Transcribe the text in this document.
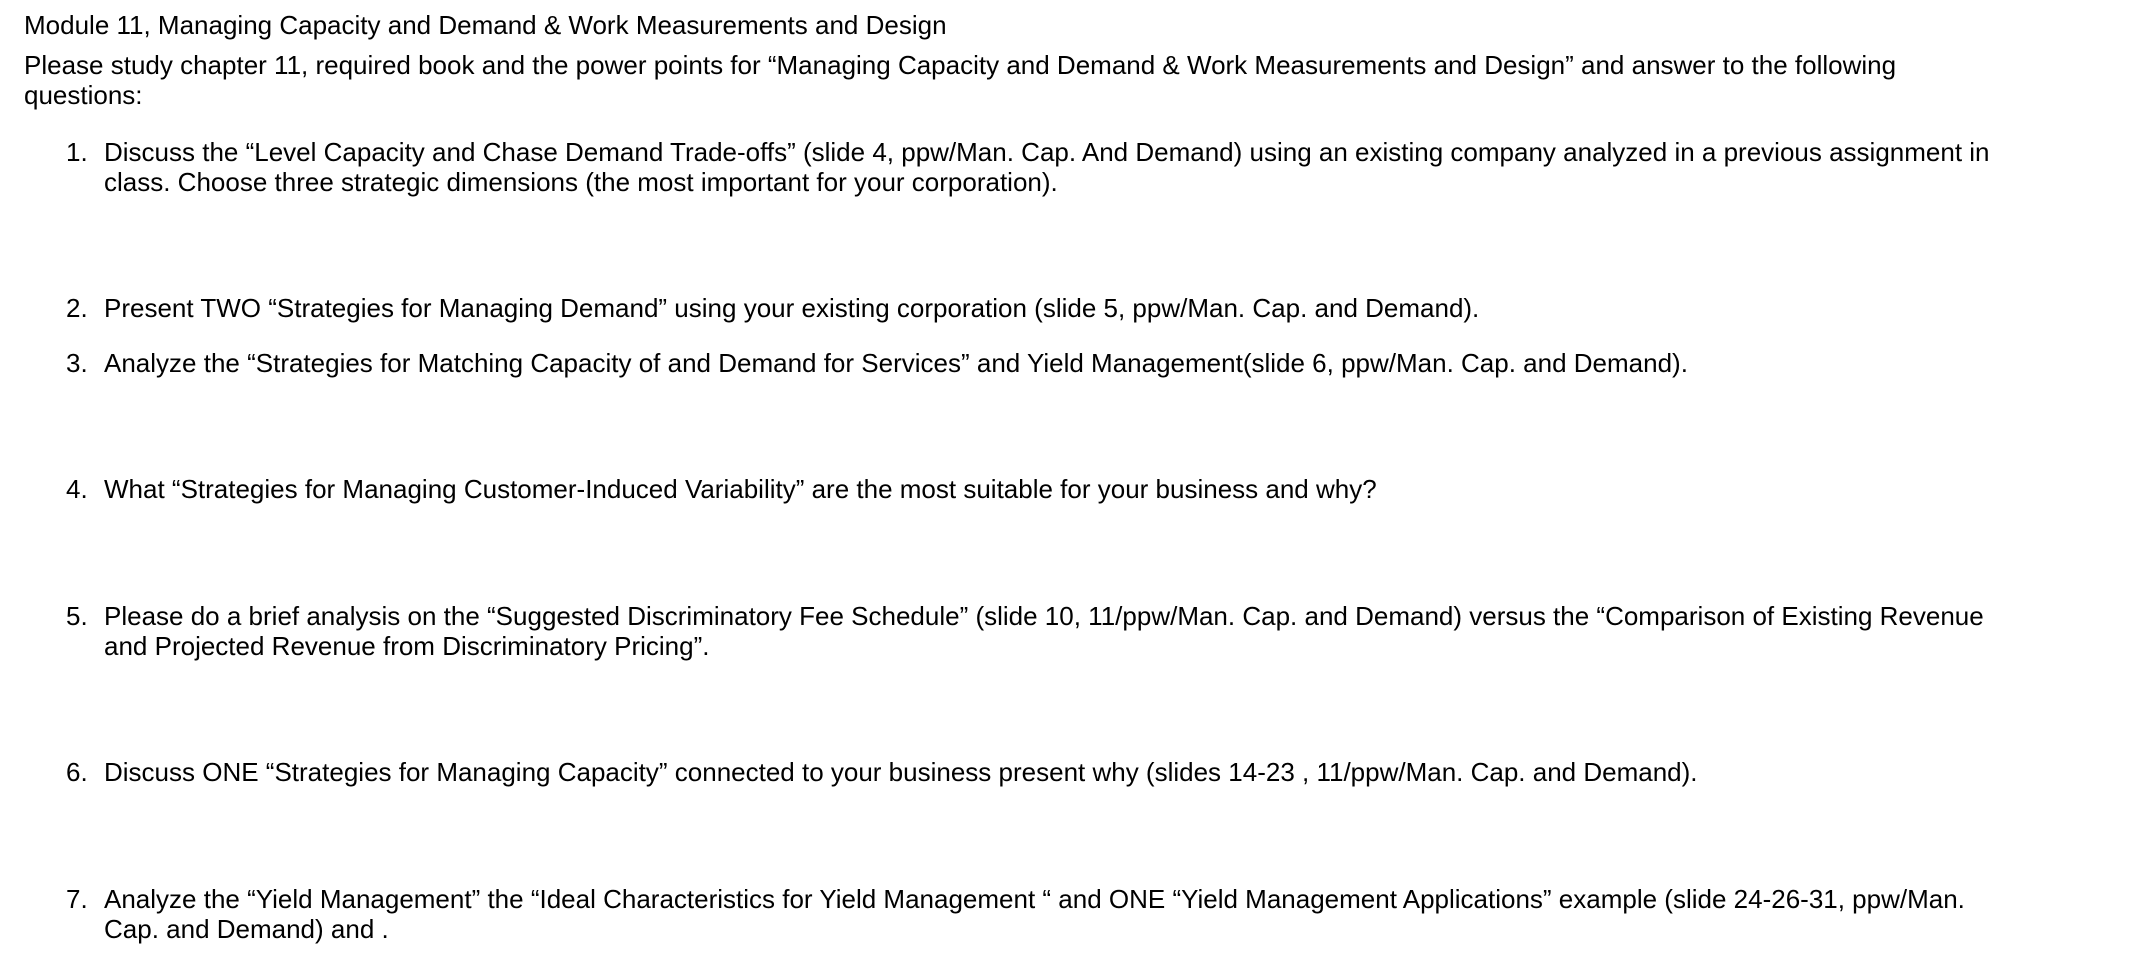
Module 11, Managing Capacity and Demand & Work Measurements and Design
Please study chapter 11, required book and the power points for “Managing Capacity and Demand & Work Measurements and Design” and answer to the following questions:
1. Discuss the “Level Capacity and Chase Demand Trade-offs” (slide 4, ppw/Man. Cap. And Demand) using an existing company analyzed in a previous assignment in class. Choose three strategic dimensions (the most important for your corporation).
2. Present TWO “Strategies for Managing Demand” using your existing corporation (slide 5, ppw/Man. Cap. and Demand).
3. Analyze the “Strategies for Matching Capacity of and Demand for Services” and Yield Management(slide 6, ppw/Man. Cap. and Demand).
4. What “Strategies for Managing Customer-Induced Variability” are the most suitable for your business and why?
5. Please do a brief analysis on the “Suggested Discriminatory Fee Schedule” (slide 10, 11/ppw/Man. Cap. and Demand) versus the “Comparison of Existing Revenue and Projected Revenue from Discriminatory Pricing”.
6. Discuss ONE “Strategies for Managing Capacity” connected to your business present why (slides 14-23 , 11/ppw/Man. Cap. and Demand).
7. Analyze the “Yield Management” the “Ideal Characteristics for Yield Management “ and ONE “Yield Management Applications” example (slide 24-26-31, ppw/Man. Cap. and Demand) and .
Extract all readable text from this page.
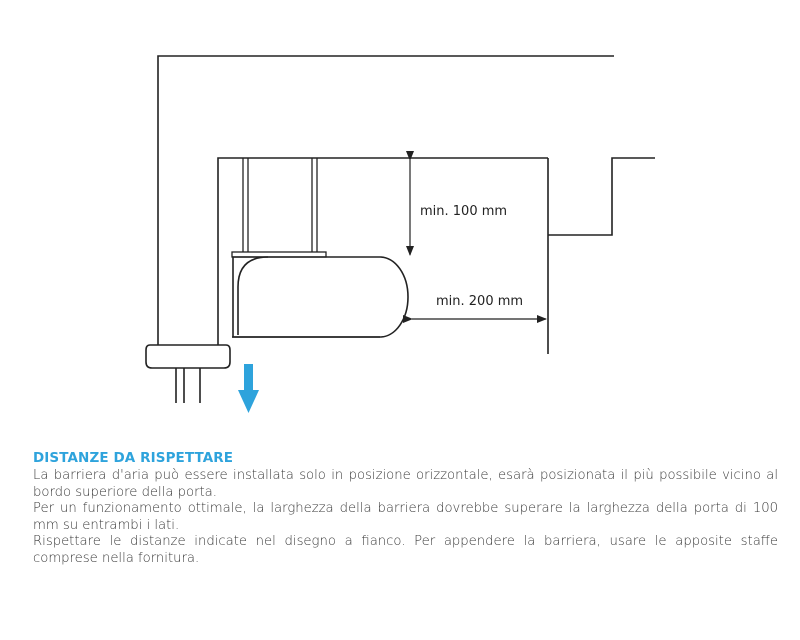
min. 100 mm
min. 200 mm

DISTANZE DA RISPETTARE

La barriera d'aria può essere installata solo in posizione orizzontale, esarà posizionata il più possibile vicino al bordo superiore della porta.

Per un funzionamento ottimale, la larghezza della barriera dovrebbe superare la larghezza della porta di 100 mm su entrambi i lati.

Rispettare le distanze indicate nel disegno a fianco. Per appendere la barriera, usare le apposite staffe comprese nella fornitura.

* [Goal of the exercise] Make an exact copy of the records above, with the pictures left out.

* [Complete response]
Transcribe the text in this document.
Module 11, Managing Capacity and Demand & Work Measurements and Design
Please study chapter 11, required book and the power points for “Managing Capacity and Demand & Work Measurements and Design” and answer to the following questions:
1. Discuss the “Level Capacity and Chase Demand Trade-offs” (slide 4, ppw/Man. Cap. And Demand) using an existing company analyzed in a previous assignment in class. Choose three strategic dimensions (the most important for your corporation).
2. Present TWO “Strategies for Managing Demand” using your existing corporation (slide 5, ppw/Man. Cap. and Demand).
3. Analyze the “Strategies for Matching Capacity of and Demand for Services” and Yield Management(slide 6, ppw/Man. Cap. and Demand).
4. What “Strategies for Managing Customer-Induced Variability” are the most suitable for your business and why?
5. Please do a brief analysis on the “Suggested Discriminatory Fee Schedule” (slide 10, 11/ppw/Man. Cap. and Demand) versus the “Comparison of Existing Revenue and Projected Revenue from Discriminatory Pricing”.
6. Discuss ONE “Strategies for Managing Capacity” connected to your business present why (slides 14-23 , 11/ppw/Man. Cap. and Demand).
7. Analyze the “Yield Management” the “Ideal Characteristics for Yield Management “ and ONE “Yield Management Applications” example (slide 24-26-31, ppw/Man. Cap. and Demand) and .
Extract all readable text from this page.
min. 100 mm
min. 200 mm

DISTANZE DA RISPETTARE

La barriera d'aria può essere installata solo in posizione orizzontale, esarà posizionata il più possibile vicino al bordo superiore della porta.

Per un funzionamento ottimale, la larghezza della barriera dovrebbe superare la larghezza della porta di 100 mm su entrambi i lati.

Rispettare le distanze indicate nel disegno a fianco. Per appendere la barriera, usare le apposite staffe comprese nella fornitura.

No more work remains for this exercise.